[Start]

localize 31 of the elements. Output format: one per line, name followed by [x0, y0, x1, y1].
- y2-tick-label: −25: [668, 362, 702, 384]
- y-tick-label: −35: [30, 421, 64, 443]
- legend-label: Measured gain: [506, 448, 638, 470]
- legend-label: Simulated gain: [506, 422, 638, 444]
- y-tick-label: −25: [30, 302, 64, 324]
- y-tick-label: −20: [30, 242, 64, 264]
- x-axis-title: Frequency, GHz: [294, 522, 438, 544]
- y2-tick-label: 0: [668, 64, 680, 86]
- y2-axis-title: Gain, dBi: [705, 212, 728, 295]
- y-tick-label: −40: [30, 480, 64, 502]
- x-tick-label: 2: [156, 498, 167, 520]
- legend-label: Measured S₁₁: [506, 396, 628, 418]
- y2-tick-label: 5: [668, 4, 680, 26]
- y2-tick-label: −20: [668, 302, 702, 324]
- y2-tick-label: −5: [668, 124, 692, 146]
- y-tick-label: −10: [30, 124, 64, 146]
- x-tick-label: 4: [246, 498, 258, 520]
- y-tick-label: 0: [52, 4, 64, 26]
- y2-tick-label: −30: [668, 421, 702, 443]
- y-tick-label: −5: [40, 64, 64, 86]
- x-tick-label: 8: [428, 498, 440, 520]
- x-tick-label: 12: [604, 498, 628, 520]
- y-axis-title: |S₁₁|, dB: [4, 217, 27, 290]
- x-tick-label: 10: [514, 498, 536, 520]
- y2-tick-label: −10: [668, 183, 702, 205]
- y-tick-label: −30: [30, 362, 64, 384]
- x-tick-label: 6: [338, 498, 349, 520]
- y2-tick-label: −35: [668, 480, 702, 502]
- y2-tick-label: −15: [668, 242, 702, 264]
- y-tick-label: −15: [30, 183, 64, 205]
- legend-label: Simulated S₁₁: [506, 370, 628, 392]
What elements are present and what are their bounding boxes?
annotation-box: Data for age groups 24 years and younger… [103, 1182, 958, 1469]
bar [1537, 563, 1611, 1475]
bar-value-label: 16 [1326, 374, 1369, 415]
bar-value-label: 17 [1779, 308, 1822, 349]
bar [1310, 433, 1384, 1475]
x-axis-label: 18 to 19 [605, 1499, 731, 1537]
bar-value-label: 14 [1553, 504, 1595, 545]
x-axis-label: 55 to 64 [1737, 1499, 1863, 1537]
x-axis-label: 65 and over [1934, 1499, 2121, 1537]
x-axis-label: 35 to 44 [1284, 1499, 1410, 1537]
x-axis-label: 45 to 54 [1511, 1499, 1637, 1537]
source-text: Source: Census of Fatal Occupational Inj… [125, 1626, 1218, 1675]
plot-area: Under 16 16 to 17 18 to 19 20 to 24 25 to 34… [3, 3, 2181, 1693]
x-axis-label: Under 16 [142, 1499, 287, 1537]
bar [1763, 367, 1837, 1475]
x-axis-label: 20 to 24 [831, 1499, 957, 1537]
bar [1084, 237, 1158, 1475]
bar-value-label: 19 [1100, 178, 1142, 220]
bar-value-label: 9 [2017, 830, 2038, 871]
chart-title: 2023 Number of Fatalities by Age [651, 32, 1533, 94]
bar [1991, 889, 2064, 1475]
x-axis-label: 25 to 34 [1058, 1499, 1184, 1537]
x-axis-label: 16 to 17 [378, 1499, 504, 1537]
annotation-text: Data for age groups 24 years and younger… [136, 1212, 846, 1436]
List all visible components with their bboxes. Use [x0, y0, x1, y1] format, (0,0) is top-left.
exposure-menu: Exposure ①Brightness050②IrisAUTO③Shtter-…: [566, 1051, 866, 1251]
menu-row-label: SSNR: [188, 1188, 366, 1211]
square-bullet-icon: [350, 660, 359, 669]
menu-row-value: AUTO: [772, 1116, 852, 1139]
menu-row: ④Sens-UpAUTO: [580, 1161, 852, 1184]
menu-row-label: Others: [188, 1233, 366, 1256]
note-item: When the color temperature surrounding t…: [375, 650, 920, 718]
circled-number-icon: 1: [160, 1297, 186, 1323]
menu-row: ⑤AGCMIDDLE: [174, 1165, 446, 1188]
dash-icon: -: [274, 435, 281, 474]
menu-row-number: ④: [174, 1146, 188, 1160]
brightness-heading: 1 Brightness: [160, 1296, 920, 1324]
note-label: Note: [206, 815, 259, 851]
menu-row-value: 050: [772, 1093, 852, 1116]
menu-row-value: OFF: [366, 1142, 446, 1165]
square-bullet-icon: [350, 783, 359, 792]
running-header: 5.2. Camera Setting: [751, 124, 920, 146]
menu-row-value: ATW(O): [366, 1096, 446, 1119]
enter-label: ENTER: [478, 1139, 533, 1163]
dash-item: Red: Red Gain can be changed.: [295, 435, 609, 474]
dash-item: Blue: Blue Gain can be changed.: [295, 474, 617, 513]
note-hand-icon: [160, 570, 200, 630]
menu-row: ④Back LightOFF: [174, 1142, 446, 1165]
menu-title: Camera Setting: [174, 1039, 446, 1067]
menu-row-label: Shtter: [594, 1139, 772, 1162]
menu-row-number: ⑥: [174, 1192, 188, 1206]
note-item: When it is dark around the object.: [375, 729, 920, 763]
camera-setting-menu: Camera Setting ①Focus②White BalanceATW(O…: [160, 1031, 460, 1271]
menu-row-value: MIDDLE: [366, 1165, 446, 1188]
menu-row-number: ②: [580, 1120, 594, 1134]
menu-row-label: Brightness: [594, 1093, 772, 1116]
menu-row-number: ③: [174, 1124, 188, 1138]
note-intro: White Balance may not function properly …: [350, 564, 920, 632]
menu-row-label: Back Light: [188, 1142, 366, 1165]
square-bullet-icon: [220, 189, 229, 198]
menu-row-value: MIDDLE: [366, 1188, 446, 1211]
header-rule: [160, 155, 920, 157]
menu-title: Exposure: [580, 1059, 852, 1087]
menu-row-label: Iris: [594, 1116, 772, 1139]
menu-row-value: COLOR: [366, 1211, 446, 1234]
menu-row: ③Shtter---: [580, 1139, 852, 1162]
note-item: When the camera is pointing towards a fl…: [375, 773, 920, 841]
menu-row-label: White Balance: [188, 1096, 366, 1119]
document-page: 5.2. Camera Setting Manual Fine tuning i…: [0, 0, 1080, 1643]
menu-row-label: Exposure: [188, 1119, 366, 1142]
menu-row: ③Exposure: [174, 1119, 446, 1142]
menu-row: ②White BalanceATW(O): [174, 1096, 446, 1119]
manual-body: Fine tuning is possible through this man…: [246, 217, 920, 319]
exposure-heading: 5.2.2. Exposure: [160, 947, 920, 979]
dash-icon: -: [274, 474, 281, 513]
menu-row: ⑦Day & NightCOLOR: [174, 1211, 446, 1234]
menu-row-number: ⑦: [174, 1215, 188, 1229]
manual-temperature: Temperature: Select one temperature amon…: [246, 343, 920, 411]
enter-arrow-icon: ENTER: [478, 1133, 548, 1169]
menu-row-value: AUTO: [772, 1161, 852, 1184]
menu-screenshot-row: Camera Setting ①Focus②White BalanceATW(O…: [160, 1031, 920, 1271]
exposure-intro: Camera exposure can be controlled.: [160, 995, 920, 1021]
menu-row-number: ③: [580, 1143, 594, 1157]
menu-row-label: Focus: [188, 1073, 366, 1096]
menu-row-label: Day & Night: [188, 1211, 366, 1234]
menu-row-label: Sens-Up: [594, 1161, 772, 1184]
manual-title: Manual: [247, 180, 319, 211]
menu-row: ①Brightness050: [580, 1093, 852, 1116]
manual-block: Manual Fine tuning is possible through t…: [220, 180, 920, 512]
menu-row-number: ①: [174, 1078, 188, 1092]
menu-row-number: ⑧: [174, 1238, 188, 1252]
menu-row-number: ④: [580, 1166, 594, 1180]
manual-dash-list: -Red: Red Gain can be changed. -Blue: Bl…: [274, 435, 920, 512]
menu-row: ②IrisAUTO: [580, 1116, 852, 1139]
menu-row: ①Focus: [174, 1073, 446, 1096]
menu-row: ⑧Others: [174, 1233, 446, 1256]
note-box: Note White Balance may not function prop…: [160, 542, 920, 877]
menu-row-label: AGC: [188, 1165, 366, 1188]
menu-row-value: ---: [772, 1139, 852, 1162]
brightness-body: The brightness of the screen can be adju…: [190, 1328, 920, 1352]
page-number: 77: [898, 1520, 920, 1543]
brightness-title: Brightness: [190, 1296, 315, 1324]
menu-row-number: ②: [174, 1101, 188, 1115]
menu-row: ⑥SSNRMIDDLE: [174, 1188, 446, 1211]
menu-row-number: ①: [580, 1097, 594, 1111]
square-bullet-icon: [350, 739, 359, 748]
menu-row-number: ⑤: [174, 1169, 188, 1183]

[End]

• _Task objective_
Please copy word for word the part of the material that runs from its first line through the line containing "- y2-tick-label: 0: [668, 64, 680, 86]", including both ends.

• _Solution for this task_
localize 31 of the elements. Output format: one per line, name followed by [x0, y0, x1, y1].
- y2-tick-label: −25: [668, 362, 702, 384]
- y-tick-label: −35: [30, 421, 64, 443]
- legend-label: Measured gain: [506, 448, 638, 470]
- legend-label: Simulated gain: [506, 422, 638, 444]
- y-tick-label: −25: [30, 302, 64, 324]
- y-tick-label: −20: [30, 242, 64, 264]
- x-axis-title: Frequency, GHz: [294, 522, 438, 544]
- y2-tick-label: 0: [668, 64, 680, 86]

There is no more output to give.